DIRECTIONS FOR THIS TASK: Look for the word "section" in the entries below, then copy every line that has it.

SOURCE MATERIAL:
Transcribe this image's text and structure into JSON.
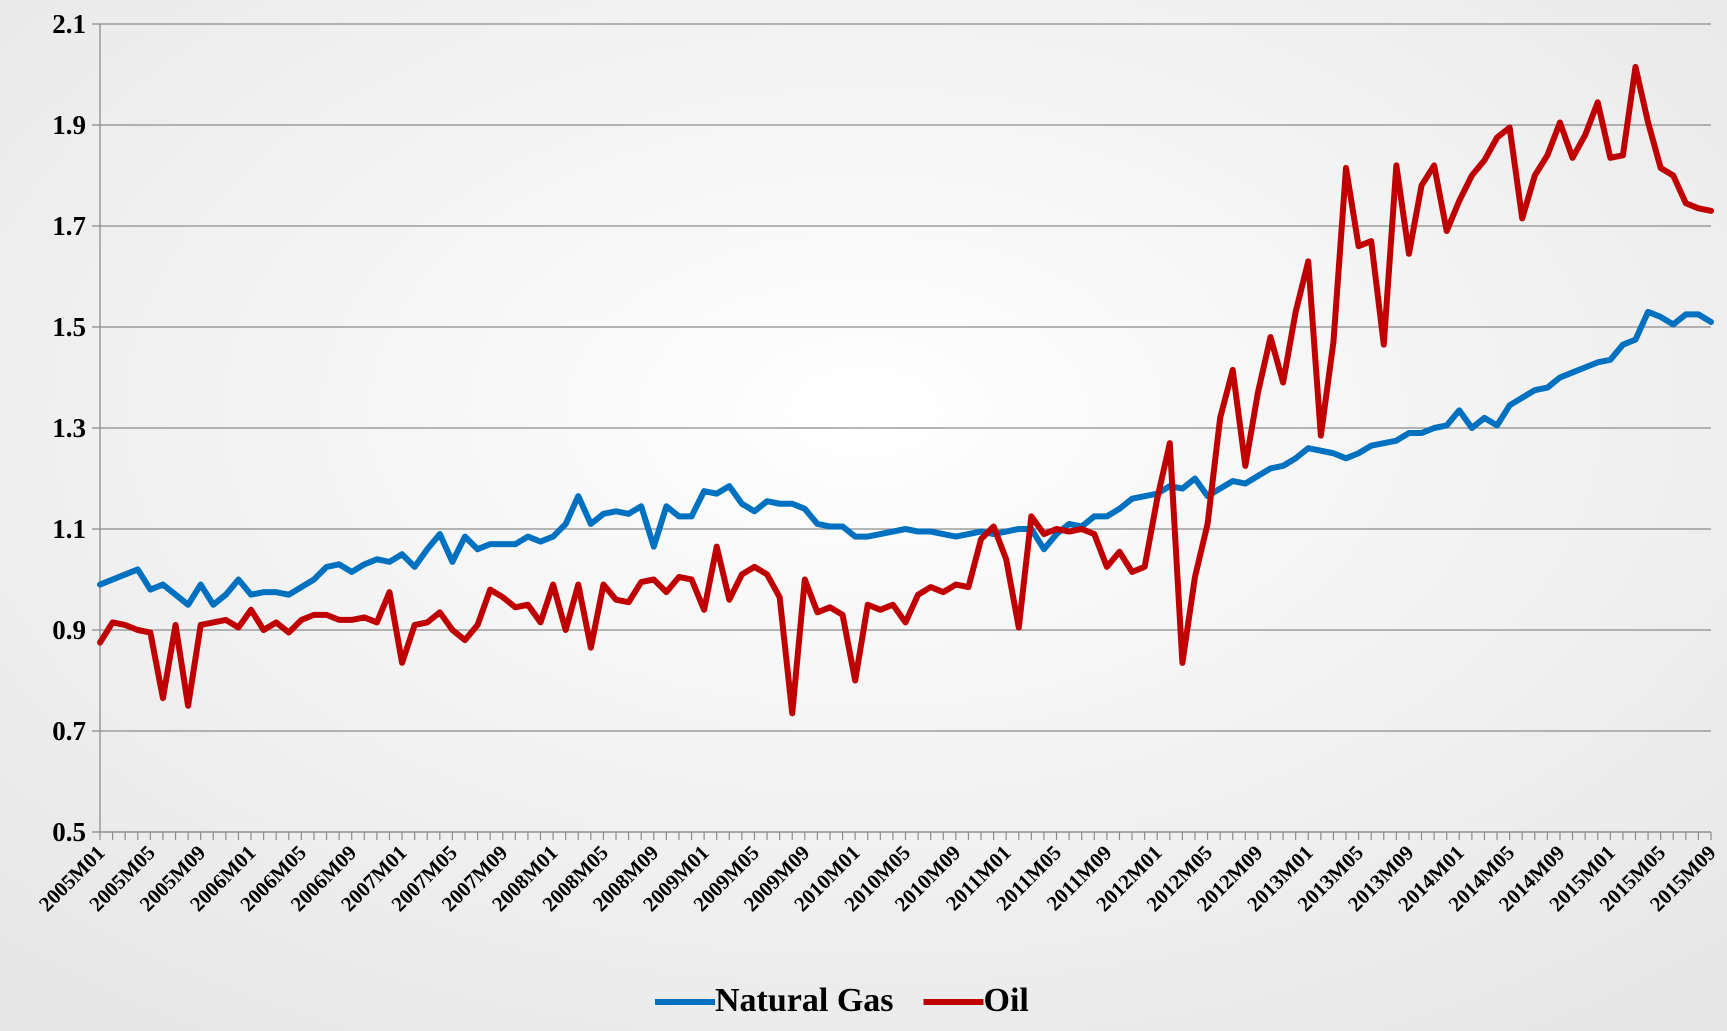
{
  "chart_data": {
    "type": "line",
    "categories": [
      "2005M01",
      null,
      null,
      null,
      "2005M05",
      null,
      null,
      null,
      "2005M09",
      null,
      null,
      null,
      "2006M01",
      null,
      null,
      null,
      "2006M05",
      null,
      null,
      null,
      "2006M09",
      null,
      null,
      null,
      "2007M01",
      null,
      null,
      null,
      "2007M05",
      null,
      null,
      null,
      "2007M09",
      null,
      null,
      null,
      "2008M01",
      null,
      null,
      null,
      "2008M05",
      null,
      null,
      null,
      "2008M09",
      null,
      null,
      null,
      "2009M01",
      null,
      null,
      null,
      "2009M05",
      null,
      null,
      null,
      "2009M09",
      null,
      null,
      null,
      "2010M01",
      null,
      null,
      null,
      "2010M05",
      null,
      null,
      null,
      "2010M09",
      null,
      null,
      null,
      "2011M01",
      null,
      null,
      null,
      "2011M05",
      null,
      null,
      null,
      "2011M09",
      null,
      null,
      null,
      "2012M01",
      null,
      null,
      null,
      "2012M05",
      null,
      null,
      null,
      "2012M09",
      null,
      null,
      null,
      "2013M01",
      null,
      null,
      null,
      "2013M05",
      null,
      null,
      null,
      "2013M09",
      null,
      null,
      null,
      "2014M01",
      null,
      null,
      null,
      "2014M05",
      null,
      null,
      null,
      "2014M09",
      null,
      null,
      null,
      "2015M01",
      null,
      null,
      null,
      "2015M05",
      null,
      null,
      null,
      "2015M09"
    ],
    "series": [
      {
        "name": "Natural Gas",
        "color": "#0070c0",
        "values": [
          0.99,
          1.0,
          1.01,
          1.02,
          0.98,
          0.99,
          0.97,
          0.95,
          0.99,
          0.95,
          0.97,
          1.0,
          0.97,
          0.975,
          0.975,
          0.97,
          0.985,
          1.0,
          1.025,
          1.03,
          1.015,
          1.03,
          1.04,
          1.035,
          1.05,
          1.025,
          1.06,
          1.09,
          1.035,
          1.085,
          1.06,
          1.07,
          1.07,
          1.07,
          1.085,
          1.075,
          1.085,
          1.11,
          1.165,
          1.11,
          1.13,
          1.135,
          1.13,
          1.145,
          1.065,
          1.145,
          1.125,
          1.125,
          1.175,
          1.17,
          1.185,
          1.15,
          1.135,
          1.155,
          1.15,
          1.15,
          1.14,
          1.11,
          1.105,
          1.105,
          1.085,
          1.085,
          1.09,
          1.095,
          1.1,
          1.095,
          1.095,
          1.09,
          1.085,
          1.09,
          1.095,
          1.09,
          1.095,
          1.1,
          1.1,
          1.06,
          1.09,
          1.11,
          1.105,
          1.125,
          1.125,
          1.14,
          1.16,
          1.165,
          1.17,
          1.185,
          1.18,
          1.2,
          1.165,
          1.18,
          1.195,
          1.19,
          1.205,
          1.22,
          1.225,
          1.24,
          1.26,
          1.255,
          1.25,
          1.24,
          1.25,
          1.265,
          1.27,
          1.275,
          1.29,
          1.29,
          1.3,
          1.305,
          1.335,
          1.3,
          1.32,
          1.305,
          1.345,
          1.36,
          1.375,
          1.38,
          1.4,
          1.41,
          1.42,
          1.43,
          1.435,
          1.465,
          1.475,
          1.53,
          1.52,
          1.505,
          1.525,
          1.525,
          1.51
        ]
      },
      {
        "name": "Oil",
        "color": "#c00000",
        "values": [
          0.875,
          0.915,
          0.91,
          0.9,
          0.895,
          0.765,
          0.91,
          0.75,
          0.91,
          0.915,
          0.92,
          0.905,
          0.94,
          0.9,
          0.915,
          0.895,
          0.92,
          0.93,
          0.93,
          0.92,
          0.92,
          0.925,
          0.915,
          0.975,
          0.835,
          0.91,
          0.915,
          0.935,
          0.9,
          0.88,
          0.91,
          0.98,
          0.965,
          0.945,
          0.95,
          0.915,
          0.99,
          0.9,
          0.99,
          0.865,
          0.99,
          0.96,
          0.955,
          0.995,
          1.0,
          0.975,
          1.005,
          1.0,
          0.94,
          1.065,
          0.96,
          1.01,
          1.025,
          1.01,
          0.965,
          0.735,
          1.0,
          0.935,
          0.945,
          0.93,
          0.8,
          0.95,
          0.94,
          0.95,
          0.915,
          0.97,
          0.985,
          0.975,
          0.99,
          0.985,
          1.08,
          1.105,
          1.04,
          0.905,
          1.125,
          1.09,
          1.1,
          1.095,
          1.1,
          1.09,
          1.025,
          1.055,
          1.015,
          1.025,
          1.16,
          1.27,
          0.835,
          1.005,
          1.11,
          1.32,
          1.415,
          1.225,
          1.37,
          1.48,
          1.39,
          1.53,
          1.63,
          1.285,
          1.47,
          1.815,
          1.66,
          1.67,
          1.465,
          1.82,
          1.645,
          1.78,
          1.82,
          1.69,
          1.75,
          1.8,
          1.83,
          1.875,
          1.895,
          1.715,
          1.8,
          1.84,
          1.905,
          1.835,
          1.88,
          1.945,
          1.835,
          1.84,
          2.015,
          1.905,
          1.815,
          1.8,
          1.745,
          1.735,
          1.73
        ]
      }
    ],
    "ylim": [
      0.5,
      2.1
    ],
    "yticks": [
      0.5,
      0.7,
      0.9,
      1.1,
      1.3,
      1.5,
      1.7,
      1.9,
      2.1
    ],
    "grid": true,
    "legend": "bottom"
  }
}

---

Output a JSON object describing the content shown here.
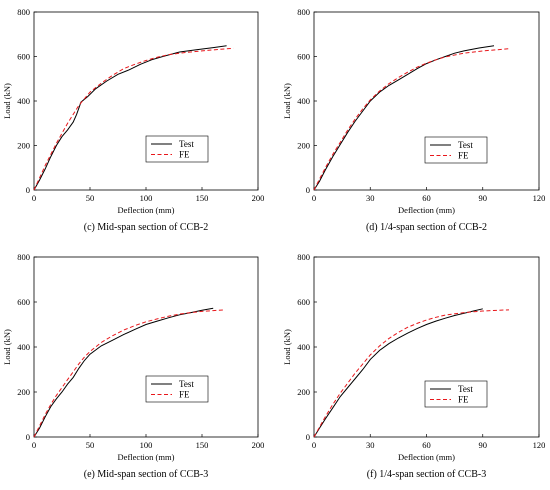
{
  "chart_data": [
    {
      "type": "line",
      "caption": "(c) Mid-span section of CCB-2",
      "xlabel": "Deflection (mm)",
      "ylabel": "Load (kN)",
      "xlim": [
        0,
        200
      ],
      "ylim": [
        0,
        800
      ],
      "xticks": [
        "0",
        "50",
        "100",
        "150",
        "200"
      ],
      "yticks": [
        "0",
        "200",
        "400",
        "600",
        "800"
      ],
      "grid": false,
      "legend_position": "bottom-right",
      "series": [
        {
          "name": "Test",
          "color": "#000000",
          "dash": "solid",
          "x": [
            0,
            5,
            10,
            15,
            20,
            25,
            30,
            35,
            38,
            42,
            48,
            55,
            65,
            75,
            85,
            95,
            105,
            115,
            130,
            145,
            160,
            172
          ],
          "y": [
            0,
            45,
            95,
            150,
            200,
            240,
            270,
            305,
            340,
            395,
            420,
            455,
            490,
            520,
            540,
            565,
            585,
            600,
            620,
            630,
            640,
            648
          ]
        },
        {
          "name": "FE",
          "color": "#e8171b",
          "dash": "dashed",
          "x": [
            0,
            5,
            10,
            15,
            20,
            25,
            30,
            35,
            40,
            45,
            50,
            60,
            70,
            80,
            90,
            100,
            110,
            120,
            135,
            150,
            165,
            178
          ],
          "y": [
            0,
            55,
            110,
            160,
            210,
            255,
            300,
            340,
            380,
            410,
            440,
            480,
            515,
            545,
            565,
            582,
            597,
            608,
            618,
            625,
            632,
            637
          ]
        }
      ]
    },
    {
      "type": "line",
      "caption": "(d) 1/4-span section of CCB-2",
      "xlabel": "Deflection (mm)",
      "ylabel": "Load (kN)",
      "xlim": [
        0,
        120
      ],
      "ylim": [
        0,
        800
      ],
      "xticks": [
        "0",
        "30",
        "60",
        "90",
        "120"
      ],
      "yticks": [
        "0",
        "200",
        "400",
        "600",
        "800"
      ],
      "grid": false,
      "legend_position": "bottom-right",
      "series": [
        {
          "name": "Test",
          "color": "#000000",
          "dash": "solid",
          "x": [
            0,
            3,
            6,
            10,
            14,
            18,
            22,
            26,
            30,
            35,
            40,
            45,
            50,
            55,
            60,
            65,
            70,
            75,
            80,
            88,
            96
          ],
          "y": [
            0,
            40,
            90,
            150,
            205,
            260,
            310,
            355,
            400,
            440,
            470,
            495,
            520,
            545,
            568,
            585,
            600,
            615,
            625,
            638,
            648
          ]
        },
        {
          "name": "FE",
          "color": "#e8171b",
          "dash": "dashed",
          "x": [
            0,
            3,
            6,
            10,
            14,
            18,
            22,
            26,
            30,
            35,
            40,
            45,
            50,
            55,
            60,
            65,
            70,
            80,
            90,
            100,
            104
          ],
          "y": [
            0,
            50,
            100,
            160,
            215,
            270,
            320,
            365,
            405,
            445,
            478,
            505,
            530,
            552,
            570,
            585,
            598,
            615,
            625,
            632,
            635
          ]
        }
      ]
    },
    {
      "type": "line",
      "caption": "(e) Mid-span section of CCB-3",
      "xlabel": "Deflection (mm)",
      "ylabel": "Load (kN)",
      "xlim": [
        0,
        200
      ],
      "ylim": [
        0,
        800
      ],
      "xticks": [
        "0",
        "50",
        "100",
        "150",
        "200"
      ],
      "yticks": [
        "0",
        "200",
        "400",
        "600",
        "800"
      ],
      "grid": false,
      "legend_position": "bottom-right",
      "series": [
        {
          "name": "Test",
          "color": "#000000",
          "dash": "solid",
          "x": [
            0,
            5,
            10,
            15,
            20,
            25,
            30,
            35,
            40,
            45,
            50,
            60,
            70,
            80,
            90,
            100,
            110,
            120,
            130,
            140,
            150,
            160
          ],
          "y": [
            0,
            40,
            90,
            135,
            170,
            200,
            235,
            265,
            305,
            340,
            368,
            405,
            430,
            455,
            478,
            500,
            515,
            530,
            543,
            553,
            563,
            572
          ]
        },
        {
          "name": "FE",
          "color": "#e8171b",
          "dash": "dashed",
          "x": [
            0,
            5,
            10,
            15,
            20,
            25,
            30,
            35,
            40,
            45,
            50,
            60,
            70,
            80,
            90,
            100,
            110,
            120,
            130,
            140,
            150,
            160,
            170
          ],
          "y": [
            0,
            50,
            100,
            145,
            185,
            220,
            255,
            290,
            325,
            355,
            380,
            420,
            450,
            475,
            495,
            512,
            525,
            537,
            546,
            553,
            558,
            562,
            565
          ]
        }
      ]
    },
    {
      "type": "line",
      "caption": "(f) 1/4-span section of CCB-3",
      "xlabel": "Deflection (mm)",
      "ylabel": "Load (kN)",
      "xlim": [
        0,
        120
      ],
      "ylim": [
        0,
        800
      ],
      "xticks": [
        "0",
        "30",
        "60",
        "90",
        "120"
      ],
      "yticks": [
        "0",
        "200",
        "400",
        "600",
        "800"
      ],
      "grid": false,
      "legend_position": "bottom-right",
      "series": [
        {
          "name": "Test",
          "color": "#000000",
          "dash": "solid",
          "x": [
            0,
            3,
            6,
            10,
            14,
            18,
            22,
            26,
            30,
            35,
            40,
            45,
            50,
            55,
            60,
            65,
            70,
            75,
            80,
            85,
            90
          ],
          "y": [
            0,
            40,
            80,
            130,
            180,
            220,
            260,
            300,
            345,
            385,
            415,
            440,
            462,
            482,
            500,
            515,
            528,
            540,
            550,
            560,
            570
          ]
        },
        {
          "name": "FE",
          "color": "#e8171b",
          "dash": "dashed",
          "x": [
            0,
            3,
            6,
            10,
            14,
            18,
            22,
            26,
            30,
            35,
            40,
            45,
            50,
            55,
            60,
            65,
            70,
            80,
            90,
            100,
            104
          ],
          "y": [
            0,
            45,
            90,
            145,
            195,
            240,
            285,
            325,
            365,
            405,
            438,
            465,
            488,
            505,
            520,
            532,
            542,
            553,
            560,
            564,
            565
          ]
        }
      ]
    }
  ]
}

...

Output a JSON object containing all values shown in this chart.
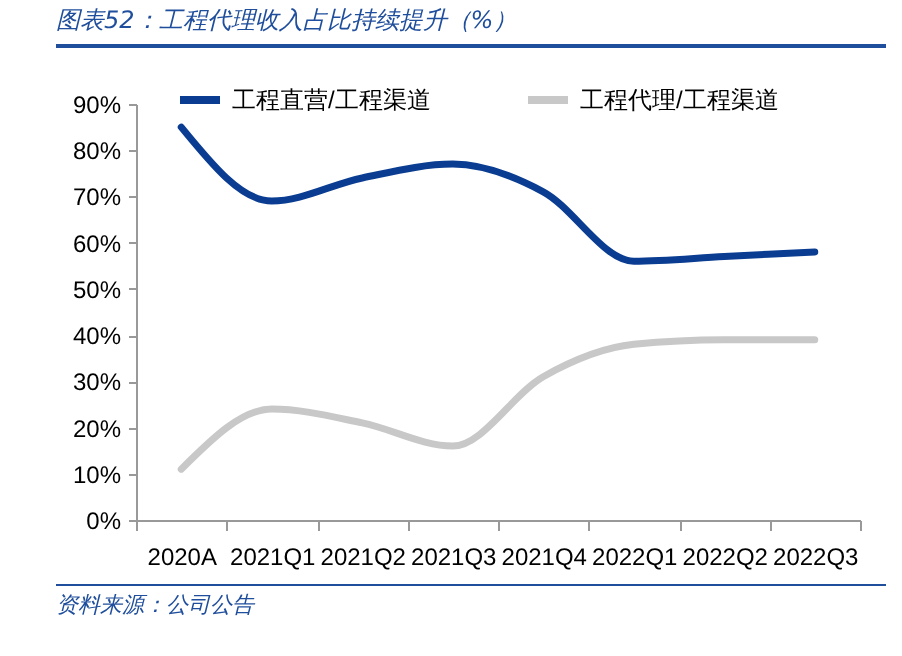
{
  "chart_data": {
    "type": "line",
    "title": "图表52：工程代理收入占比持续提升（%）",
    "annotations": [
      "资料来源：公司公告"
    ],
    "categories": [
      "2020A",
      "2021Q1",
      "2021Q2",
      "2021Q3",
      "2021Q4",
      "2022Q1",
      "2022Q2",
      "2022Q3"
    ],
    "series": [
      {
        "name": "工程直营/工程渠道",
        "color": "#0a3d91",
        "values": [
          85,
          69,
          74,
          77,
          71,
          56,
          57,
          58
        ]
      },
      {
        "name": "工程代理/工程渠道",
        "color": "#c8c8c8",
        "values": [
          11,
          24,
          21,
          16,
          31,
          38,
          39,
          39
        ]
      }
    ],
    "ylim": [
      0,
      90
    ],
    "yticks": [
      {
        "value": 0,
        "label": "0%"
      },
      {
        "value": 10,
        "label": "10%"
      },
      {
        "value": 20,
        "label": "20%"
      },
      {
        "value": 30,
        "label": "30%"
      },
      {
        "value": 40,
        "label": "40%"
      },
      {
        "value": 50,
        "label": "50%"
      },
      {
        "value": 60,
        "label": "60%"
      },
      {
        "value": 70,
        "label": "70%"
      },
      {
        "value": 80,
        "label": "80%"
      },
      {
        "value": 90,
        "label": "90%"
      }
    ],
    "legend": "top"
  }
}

RESULT OF THIS TASK:
      "caption": "(c) Mid-span section of CCB-2",
      "caption": "(d) 1/4-span section of CCB-2",
      "caption": "(e) Mid-span section of CCB-3",
      "caption": "(f) 1/4-span section of CCB-3",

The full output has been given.